Find the lines with "JSON" in them and copy them out.
## Begin
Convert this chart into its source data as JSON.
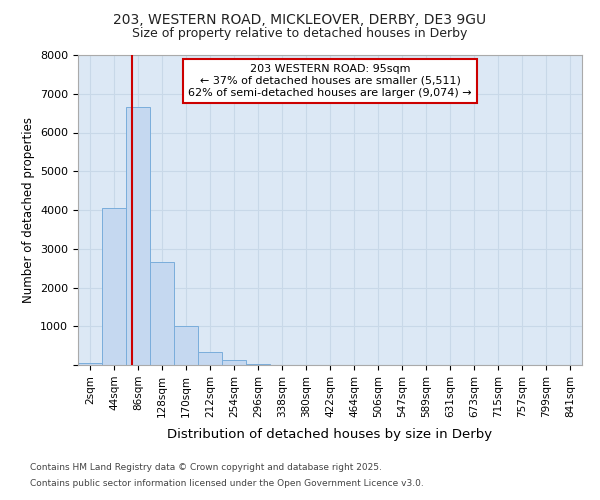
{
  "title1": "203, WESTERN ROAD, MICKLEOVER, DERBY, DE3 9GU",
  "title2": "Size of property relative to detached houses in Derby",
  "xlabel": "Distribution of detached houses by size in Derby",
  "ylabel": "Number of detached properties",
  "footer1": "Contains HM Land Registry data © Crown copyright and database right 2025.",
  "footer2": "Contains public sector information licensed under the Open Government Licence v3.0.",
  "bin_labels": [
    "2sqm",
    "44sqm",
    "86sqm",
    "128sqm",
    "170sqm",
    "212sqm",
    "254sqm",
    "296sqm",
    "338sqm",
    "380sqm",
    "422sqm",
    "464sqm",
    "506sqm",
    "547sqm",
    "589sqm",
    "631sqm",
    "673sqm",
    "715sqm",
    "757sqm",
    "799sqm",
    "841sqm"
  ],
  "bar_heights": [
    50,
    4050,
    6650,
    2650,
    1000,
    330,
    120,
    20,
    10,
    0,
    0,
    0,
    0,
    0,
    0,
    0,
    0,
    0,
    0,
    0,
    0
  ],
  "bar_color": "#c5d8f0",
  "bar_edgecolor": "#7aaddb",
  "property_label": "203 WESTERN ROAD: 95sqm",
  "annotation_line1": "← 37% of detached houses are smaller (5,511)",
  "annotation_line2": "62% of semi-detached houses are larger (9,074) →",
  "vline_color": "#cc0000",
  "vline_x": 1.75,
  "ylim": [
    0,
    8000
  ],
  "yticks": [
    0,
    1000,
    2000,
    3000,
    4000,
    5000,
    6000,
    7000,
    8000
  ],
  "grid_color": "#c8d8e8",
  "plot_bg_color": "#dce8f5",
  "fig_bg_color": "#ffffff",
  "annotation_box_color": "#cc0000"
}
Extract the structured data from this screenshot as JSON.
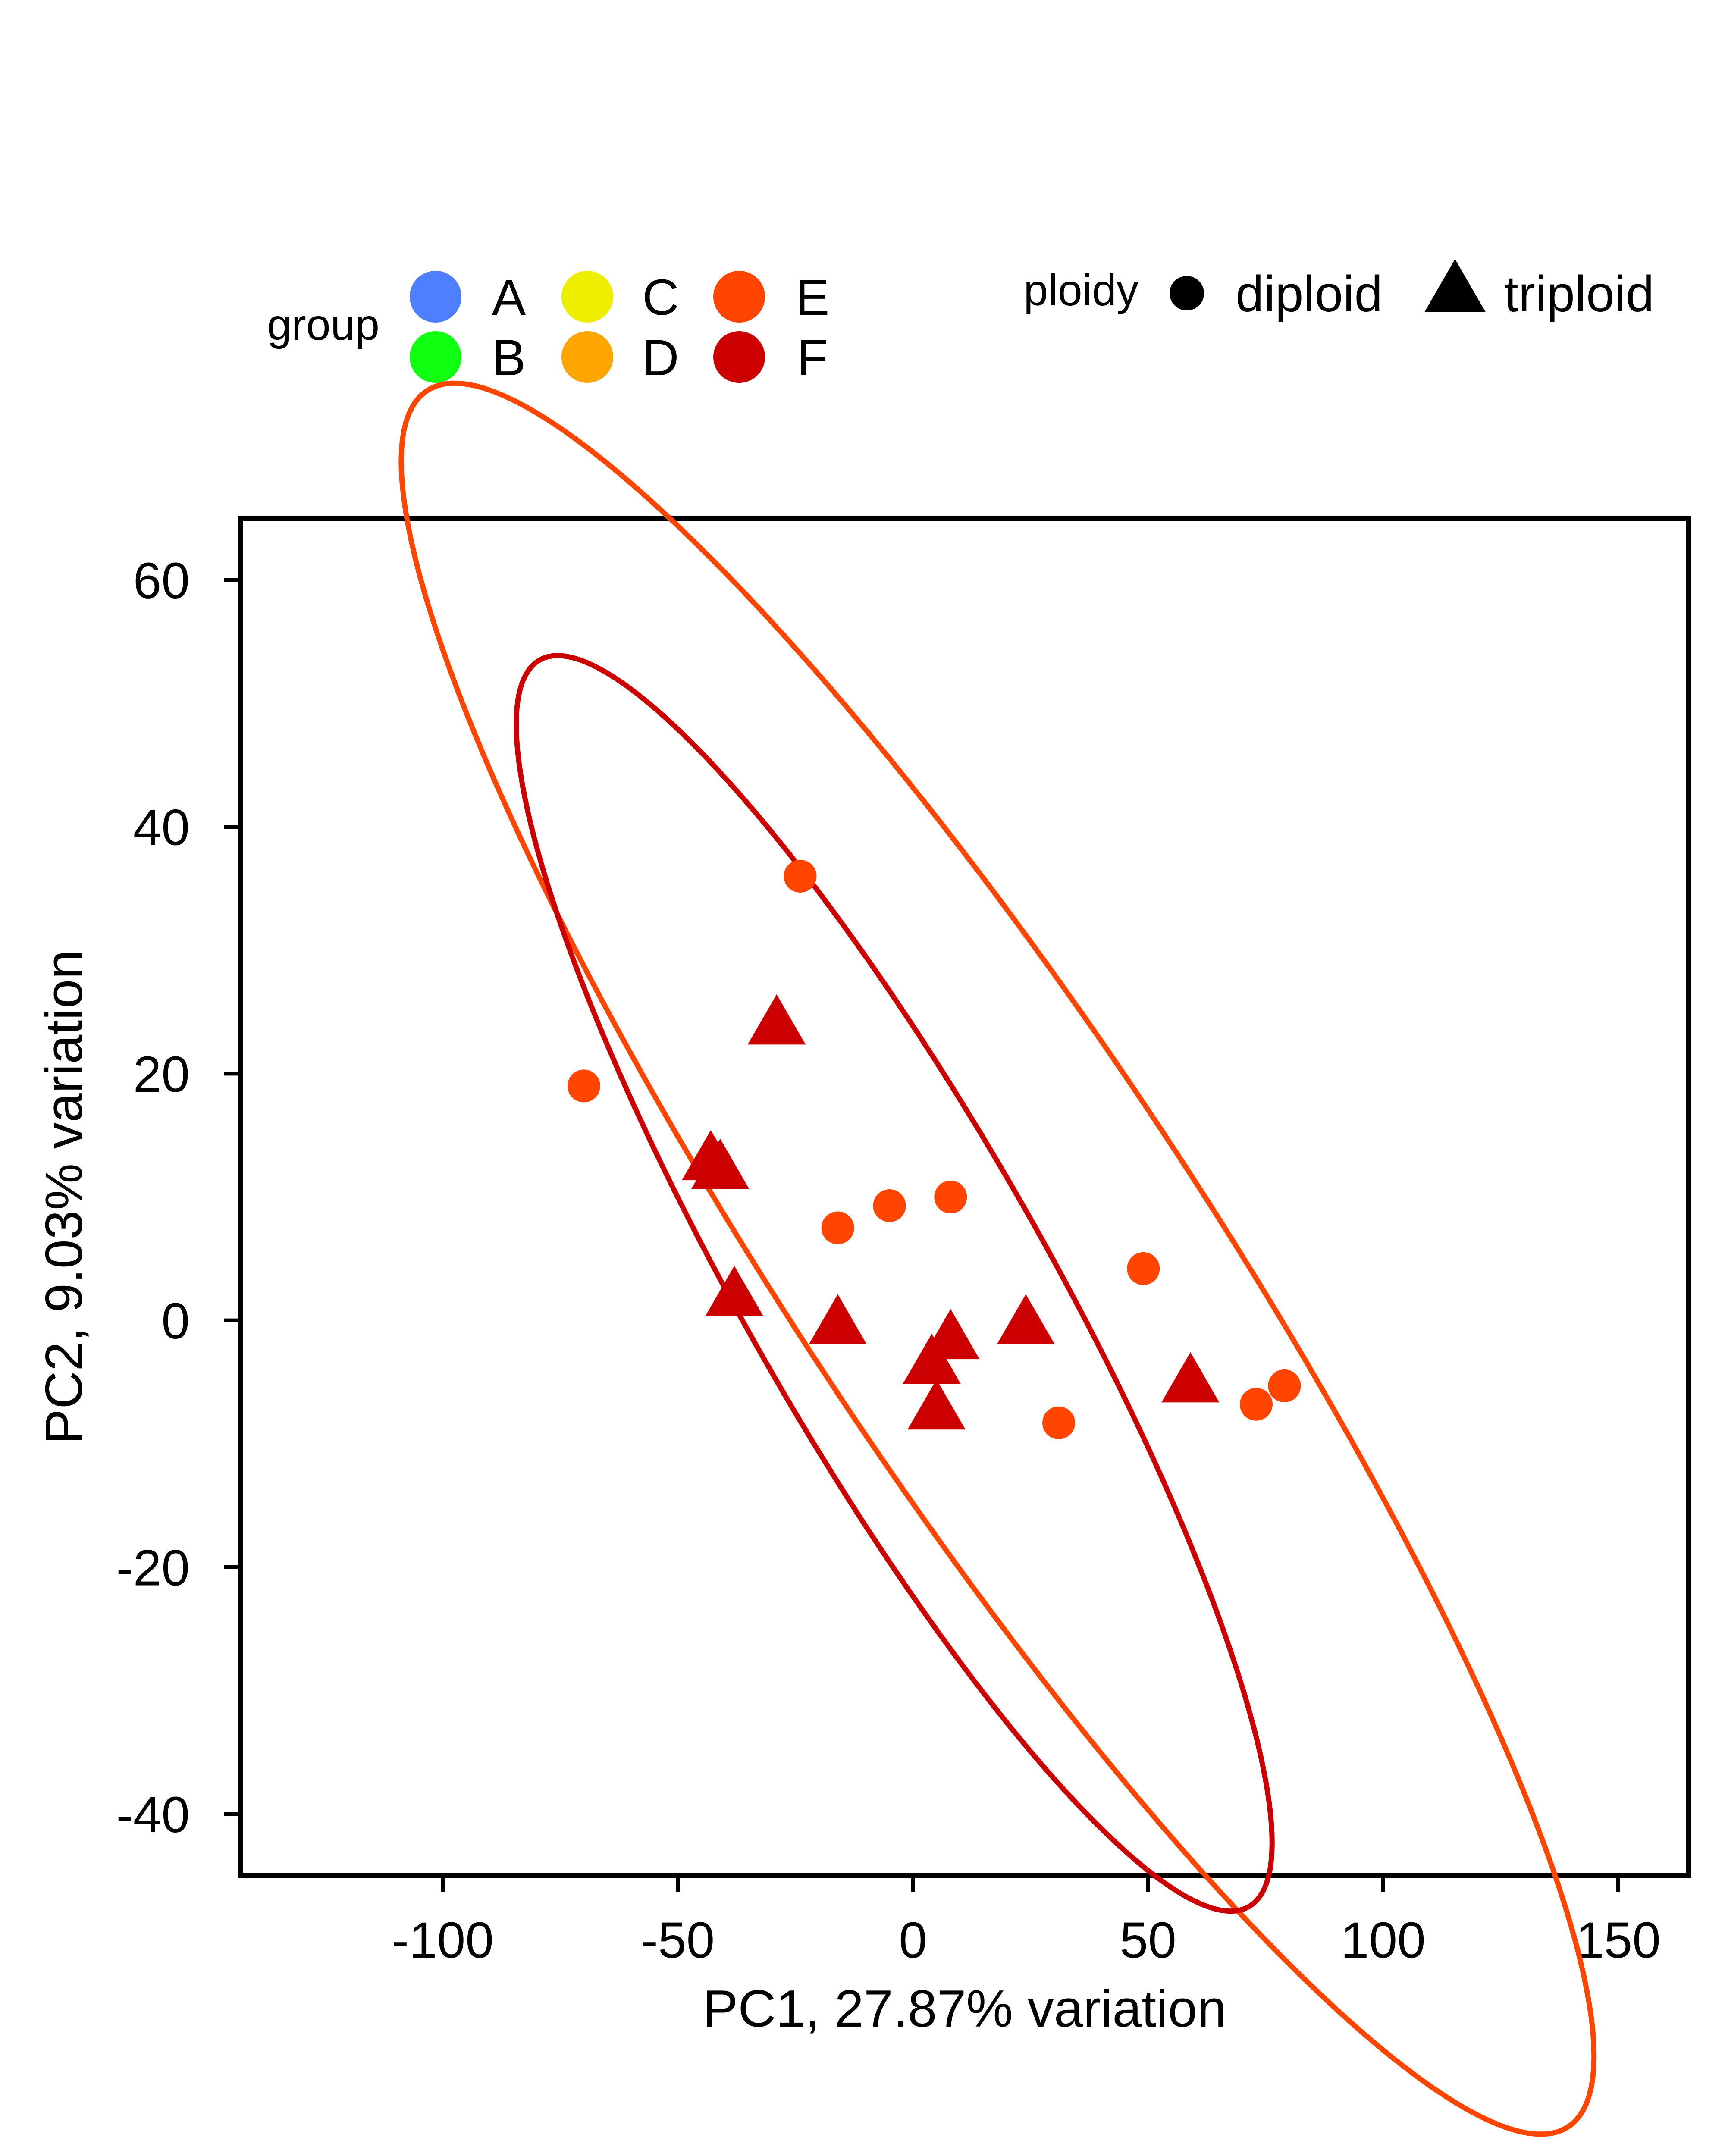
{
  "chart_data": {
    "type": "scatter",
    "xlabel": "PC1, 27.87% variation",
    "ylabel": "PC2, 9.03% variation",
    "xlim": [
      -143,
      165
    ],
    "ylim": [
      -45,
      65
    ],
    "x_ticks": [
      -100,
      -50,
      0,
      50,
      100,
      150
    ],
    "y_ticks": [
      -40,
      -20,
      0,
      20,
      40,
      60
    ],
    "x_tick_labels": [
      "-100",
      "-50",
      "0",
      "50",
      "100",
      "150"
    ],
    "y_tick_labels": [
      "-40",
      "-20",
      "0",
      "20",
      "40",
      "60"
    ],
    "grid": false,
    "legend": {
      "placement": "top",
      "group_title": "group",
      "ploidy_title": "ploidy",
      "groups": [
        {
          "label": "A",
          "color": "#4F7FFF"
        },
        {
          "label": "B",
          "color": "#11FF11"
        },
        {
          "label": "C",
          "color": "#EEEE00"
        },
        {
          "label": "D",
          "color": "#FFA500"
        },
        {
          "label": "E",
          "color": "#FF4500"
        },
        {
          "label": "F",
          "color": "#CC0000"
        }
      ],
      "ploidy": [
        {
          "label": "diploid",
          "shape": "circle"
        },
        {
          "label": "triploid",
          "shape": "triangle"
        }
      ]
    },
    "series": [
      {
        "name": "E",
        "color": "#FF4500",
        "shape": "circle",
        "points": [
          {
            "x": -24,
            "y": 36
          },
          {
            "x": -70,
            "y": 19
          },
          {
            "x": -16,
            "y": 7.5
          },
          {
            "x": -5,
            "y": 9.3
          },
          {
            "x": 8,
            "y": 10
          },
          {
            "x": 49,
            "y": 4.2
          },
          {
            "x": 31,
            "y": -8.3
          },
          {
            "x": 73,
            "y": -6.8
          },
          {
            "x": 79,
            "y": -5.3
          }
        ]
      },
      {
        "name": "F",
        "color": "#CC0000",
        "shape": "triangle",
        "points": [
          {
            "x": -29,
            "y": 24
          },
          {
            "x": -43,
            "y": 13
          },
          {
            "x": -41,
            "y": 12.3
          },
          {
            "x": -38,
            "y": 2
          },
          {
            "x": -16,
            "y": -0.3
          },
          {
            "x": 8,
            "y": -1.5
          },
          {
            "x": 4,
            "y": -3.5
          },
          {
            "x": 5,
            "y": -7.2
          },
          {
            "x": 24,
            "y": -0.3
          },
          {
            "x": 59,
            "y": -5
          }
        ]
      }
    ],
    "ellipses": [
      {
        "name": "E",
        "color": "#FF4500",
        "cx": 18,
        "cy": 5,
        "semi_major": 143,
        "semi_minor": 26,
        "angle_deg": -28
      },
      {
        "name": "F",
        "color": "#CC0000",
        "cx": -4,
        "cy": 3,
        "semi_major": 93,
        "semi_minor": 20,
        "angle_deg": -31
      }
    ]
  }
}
## End
→ Task answer
Convert this chart into its source data as JSON.
Extract the structured data from this screenshot as JSON.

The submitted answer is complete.